Dataset items
>>>

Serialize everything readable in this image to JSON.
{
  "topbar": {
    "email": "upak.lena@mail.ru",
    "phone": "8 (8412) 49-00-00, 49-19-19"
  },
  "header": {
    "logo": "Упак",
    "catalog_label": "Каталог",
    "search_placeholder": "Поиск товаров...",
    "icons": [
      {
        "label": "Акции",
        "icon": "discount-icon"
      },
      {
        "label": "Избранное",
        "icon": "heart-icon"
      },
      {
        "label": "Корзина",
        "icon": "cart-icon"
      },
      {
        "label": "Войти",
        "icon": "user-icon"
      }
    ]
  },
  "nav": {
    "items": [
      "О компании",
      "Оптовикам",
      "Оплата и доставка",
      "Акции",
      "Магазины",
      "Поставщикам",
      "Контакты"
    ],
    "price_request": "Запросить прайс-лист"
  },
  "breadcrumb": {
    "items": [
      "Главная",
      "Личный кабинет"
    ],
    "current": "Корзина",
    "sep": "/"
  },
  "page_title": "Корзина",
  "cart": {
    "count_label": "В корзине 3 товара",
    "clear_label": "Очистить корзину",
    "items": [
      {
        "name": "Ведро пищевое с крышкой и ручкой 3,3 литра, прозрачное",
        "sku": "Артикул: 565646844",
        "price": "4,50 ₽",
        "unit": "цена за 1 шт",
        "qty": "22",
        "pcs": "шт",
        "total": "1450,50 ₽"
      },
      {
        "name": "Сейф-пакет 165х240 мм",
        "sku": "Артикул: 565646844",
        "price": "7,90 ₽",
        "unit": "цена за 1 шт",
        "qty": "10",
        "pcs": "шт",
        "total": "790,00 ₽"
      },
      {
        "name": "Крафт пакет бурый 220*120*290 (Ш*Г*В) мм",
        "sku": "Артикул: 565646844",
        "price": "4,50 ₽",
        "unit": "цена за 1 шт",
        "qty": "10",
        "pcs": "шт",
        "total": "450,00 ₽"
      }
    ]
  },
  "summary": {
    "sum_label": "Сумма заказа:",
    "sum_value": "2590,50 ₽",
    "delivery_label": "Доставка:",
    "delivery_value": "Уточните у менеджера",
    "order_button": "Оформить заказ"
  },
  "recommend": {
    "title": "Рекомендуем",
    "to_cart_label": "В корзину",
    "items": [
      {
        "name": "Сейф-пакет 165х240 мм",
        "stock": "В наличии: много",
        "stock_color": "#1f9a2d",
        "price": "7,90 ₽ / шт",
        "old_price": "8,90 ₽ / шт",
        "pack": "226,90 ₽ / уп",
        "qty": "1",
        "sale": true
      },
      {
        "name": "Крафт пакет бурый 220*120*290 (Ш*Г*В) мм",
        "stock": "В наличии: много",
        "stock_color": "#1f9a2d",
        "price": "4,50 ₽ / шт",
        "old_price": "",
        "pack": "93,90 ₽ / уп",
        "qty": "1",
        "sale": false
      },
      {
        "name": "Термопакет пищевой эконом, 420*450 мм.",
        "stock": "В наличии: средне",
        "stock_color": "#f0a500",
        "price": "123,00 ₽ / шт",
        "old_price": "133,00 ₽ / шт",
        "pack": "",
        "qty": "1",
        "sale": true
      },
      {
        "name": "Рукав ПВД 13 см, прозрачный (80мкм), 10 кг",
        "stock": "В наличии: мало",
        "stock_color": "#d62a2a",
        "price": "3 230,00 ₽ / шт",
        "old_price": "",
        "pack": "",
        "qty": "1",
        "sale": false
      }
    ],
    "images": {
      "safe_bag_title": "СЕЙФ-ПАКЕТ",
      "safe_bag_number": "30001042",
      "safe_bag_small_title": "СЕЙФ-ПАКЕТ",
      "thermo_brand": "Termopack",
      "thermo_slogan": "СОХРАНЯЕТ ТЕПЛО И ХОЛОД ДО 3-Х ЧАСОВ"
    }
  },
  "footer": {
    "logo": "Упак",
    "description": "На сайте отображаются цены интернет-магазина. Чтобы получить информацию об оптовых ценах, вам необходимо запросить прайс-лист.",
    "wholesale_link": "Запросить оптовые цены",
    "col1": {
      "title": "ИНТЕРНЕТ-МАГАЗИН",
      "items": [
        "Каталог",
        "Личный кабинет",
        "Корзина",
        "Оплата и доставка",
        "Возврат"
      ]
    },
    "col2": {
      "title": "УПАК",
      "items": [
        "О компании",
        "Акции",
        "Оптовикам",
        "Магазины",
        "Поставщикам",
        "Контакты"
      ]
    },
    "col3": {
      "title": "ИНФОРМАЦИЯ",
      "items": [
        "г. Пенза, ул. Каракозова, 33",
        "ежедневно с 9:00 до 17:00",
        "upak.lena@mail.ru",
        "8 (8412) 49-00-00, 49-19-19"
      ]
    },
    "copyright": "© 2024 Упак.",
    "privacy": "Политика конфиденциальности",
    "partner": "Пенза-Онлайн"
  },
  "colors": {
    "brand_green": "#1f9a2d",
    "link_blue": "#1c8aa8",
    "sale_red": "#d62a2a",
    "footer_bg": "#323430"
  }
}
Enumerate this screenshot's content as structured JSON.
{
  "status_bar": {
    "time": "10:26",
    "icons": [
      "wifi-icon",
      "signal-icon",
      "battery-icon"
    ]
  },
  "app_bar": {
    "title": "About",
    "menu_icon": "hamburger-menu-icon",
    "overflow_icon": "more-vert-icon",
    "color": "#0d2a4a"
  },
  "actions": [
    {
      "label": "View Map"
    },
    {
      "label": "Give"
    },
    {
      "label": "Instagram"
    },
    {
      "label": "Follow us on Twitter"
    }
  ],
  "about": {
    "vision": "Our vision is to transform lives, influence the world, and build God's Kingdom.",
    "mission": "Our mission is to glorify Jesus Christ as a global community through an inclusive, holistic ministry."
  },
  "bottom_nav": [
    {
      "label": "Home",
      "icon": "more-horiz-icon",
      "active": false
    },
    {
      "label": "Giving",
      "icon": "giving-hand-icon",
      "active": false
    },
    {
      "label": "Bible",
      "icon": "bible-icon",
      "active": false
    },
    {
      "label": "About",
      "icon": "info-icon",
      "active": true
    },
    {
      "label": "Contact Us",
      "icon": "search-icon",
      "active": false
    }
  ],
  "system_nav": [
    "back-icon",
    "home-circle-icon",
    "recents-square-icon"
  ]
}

<<<

◆ **Stated exercise**: Each record above should be repeated exactly as it appears.

◆ **Solved exercise**:
Serialize everything readable in this image to JSON.
{
  "topbar": {
    "email": "upak.lena@mail.ru",
    "phone": "8 (8412) 49-00-00, 49-19-19"
  },
  "header": {
    "logo": "Упак",
    "catalog_label": "Каталог",
    "search_placeholder": "Поиск товаров...",
    "icons": [
      {
        "label": "Акции",
        "icon": "discount-icon"
      },
      {
        "label": "Избранное",
        "icon": "heart-icon"
      },
      {
        "label": "Корзина",
        "icon": "cart-icon"
      },
      {
        "label": "Войти",
        "icon": "user-icon"
      }
    ]
  },
  "nav": {
    "items": [
      "О компании",
      "Оптовикам",
      "Оплата и доставка",
      "Акции",
      "Магазины",
      "Поставщикам",
      "Контакты"
    ],
    "price_request": "Запросить прайс-лист"
  },
  "breadcrumb": {
    "items": [
      "Главная",
      "Личный кабинет"
    ],
    "current": "Корзина",
    "sep": "/"
  },
  "page_title": "Корзина",
  "cart": {
    "count_label": "В корзине 3 товара",
    "clear_label": "Очистить корзину",
    "items": [
      {
        "name": "Ведро пищевое с крышкой и ручкой 3,3 литра, прозрачное",
        "sku": "Артикул: 565646844",
        "price": "4,50 ₽",
        "unit": "цена за 1 шт",
        "qty": "22",
        "pcs": "шт",
        "total": "1450,50 ₽"
      },
      {
        "name": "Сейф-пакет 165х240 мм",
        "sku": "Артикул: 565646844",
        "price": "7,90 ₽",
        "unit": "цена за 1 шт",
        "qty": "10",
        "pcs": "шт",
        "total": "790,00 ₽"
      },
      {
        "name": "Крафт пакет бурый 220*120*290 (Ш*Г*В) мм",
        "sku": "Артикул: 565646844",
        "price": "4,50 ₽",
        "unit": "цена за 1 шт",
        "qty": "10",
        "pcs": "шт",
        "total": "450,00 ₽"
      }
    ]
  },
  "summary": {
    "sum_label": "Сумма заказа:",
    "sum_value": "2590,50 ₽",
    "delivery_label": "Доставка:",
    "delivery_value": "Уточните у менеджера",
    "order_button": "Оформить заказ"
  },
  "recommend": {
    "title": "Рекомендуем",
    "to_cart_label": "В корзину",
    "items": [
      {
        "name": "Сейф-пакет 165х240 мм",
        "stock": "В наличии: много",
        "stock_color": "#1f9a2d",
        "price": "7,90 ₽ / шт",
        "old_price": "8,90 ₽ / шт",
        "pack": "226,90 ₽ / уп",
        "qty": "1",
        "sale": true
      },
      {
        "name": "Крафт пакет бурый 220*120*290 (Ш*Г*В) мм",
        "stock": "В наличии: много",
        "stock_color": "#1f9a2d",
        "price": "4,50 ₽ / шт",
        "old_price": "",
        "pack": "93,90 ₽ / уп",
        "qty": "1",
        "sale": false
      },
      {
        "name": "Термопакет пищевой эконом, 420*450 мм.",
        "stock": "В наличии: средне",
        "stock_color": "#f0a500",
        "price": "123,00 ₽ / шт",
        "old_price": "133,00 ₽ / шт",
        "pack": "",
        "qty": "1",
        "sale": true
      },
      {
        "name": "Рукав ПВД 13 см, прозрачный (80мкм), 10 кг",
        "stock": "В наличии: мало",
        "stock_color": "#d62a2a",
        "price": "3 230,00 ₽ / шт",
        "old_price": "",
        "pack": "",
        "qty": "1",
        "sale": false
      }
    ],
    "images": {
      "safe_bag_title": "СЕЙФ-ПАКЕТ",
      "safe_bag_number": "30001042",
      "safe_bag_small_title": "СЕЙФ-ПАКЕТ",
      "thermo_brand": "Termopack",
      "thermo_slogan": "СОХРАНЯЕТ ТЕПЛО И ХОЛОД ДО 3-Х ЧАСОВ"
    }
  },
  "footer": {
    "logo": "Упак",
    "description": "На сайте отображаются цены интернет-магазина. Чтобы получить информацию об оптовых ценах, вам необходимо запросить прайс-лист.",
    "wholesale_link": "Запросить оптовые цены",
    "col1": {
      "title": "ИНТЕРНЕТ-МАГАЗИН",
      "items": [
        "Каталог",
        "Личный кабинет",
        "Корзина",
        "Оплата и доставка",
        "Возврат"
      ]
    },
    "col2": {
      "title": "УПАК",
      "items": [
        "О компании",
        "Акции",
        "Оптовикам",
        "Магазины",
        "Поставщикам",
        "Контакты"
      ]
    },
    "col3": {
      "title": "ИНФОРМАЦИЯ",
      "items": [
        "г. Пенза, ул. Каракозова, 33",
        "ежедневно с 9:00 до 17:00",
        "upak.lena@mail.ru",
        "8 (8412) 49-00-00, 49-19-19"
      ]
    },
    "copyright": "© 2024 Упак.",
    "privacy": "Политика конфиденциальности",
    "partner": "Пенза-Онлайн"
  },
  "colors": {
    "brand_green": "#1f9a2d",
    "link_blue": "#1c8aa8",
    "sale_red": "#d62a2a",
    "footer_bg": "#323430"
  }
}
Enumerate this screenshot's content as structured JSON.
{
  "status_bar": {
    "time": "10:26",
    "icons": [
      "wifi-icon",
      "signal-icon",
      "battery-icon"
    ]
  },
  "app_bar": {
    "title": "About",
    "menu_icon": "hamburger-menu-icon",
    "overflow_icon": "more-vert-icon",
    "color": "#0d2a4a"
  },
  "actions": [
    {
      "label": "View Map"
    },
    {
      "label": "Give"
    },
    {
      "label": "Instagram"
    },
    {
      "label": "Follow us on Twitter"
    }
  ],
  "about": {
    "vision": "Our vision is to transform lives, influence the world, and build God's Kingdom.",
    "mission": "Our mission is to glorify Jesus Christ as a global community through an inclusive, holistic ministry."
  },
  "bottom_nav": [
    {
      "label": "Home",
      "icon": "more-horiz-icon",
      "active": false
    },
    {
      "label": "Giving",
      "icon": "giving-hand-icon",
      "active": false
    },
    {
      "label": "Bible",
      "icon": "bible-icon",
      "active": false
    },
    {
      "label": "About",
      "icon": "info-icon",
      "active": true
    },
    {
      "label": "Contact Us",
      "icon": "search-icon",
      "active": false
    }
  ],
  "system_nav": [
    "back-icon",
    "home-circle-icon",
    "recents-square-icon"
  ]
}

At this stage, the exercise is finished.